_What you are asked to do:_ Print every line of the listing exactly, please.

-- BEGIN The data --

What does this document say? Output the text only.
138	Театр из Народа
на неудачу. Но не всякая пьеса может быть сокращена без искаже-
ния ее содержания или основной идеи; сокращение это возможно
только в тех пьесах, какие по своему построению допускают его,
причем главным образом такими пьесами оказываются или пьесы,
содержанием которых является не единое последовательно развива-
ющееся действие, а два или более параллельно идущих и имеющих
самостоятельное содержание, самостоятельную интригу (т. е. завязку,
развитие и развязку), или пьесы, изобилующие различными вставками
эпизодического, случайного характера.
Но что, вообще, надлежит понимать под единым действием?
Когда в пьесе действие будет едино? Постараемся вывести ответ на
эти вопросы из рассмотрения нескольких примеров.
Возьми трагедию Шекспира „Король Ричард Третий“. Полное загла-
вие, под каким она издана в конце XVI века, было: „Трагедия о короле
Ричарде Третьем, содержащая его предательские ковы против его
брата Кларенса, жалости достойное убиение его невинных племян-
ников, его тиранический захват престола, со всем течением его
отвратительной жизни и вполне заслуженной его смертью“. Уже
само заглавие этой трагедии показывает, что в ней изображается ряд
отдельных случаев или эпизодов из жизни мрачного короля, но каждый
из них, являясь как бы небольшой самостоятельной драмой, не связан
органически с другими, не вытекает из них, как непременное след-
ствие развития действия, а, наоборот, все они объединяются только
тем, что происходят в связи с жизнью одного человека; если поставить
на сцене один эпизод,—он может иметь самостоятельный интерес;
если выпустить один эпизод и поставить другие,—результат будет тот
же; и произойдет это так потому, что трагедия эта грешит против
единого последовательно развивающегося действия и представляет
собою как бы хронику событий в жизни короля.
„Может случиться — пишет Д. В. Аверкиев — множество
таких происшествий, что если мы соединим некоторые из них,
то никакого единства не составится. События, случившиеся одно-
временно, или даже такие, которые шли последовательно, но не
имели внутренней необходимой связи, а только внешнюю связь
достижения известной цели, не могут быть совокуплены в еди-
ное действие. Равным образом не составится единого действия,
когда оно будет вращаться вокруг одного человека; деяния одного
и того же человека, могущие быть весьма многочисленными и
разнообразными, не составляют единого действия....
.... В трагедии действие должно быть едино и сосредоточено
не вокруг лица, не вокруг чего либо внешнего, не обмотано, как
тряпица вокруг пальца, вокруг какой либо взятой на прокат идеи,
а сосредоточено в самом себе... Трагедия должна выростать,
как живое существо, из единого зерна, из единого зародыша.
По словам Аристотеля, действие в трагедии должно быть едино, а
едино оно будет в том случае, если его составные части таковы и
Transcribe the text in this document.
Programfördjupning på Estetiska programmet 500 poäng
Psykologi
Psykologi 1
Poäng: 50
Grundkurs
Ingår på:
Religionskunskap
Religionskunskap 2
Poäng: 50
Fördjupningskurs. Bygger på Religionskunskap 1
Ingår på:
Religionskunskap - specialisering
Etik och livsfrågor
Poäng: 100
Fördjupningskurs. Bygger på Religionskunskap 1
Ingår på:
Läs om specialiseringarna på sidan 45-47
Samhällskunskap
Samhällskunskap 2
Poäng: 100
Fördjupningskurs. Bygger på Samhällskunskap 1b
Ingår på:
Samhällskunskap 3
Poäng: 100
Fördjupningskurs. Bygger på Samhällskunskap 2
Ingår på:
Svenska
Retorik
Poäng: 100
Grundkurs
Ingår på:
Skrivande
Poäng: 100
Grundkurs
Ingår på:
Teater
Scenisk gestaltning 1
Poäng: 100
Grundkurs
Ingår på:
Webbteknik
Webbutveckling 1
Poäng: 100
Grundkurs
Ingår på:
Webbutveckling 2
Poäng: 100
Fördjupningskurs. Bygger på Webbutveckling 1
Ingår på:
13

-- END The data --

_Correct response:_
What does this document say? Output the text only.
138	Театр из Народа
на неудачу. Но не всякая пьеса может быть сокращена без искаже-
ния ее содержания или основной идеи; сокращение это возможно
только в тех пьесах, какие по своему построению допускают его,
причем главным образом такими пьесами оказываются или пьесы,
содержанием которых является не единое последовательно развива-
ющееся действие, а два или более параллельно идущих и имеющих
самостоятельное содержание, самостоятельную интригу (т. е. завязку,
развитие и развязку), или пьесы, изобилующие различными вставками
эпизодического, случайного характера.
Но что, вообще, надлежит понимать под единым действием?
Когда в пьесе действие будет едино? Постараемся вывести ответ на
эти вопросы из рассмотрения нескольких примеров.
Возьми трагедию Шекспира „Король Ричард Третий“. Полное загла-
вие, под каким она издана в конце XVI века, было: „Трагедия о короле
Ричарде Третьем, содержащая его предательские ковы против его
брата Кларенса, жалости достойное убиение его невинных племян-
ников, его тиранический захват престола, со всем течением его
отвратительной жизни и вполне заслуженной его смертью“. Уже
само заглавие этой трагедии показывает, что в ней изображается ряд
отдельных случаев или эпизодов из жизни мрачного короля, но каждый
из них, являясь как бы небольшой самостоятельной драмой, не связан
органически с другими, не вытекает из них, как непременное след-
ствие развития действия, а, наоборот, все они объединяются только
тем, что происходят в связи с жизнью одного человека; если поставить
на сцене один эпизод,—он может иметь самостоятельный интерес;
если выпустить один эпизод и поставить другие,—результат будет тот
же; и произойдет это так потому, что трагедия эта грешит против
единого последовательно развивающегося действия и представляет
собою как бы хронику событий в жизни короля.
„Может случиться — пишет Д. В. Аверкиев — множество
таких происшествий, что если мы соединим некоторые из них,
то никакого единства не составится. События, случившиеся одно-
временно, или даже такие, которые шли последовательно, но не
имели внутренней необходимой связи, а только внешнюю связь
достижения известной цели, не могут быть совокуплены в еди-
ное действие. Равным образом не составится единого действия,
когда оно будет вращаться вокруг одного человека; деяния одного
и того же человека, могущие быть весьма многочисленными и
разнообразными, не составляют единого действия....
.... В трагедии действие должно быть едино и сосредоточено
не вокруг лица, не вокруг чего либо внешнего, не обмотано, как
тряпица вокруг пальца, вокруг какой либо взятой на прокат идеи,
а сосредоточено в самом себе... Трагедия должна выростать,
как живое существо, из единого зерна, из единого зародыша.
По словам Аристотеля, действие в трагедии должно быть едино, а
едино оно будет в том случае, если его составные части таковы и
Transcribe the text in this document.
Programfördjupning på Estetiska programmet 500 poäng
Psykologi
Psykologi 1
Poäng: 50
Grundkurs
Ingår på:
Religionskunskap
Religionskunskap 2
Poäng: 50
Fördjupningskurs. Bygger på Religionskunskap 1
Ingår på:
Religionskunskap - specialisering
Etik och livsfrågor
Poäng: 100
Fördjupningskurs. Bygger på Religionskunskap 1
Ingår på:
Läs om specialiseringarna på sidan 45-47
Samhällskunskap
Samhällskunskap 2
Poäng: 100
Fördjupningskurs. Bygger på Samhällskunskap 1b
Ingår på:
Samhällskunskap 3
Poäng: 100
Fördjupningskurs. Bygger på Samhällskunskap 2
Ingår på:
Svenska
Retorik
Poäng: 100
Grundkurs
Ingår på:
Skrivande
Poäng: 100
Grundkurs
Ingår på:
Teater
Scenisk gestaltning 1
Poäng: 100
Grundkurs
Ingår på:
Webbteknik
Webbutveckling 1
Poäng: 100
Grundkurs
Ingår på:
Webbutveckling 2
Poäng: 100
Fördjupningskurs. Bygger på Webbutveckling 1
Ingår på:
13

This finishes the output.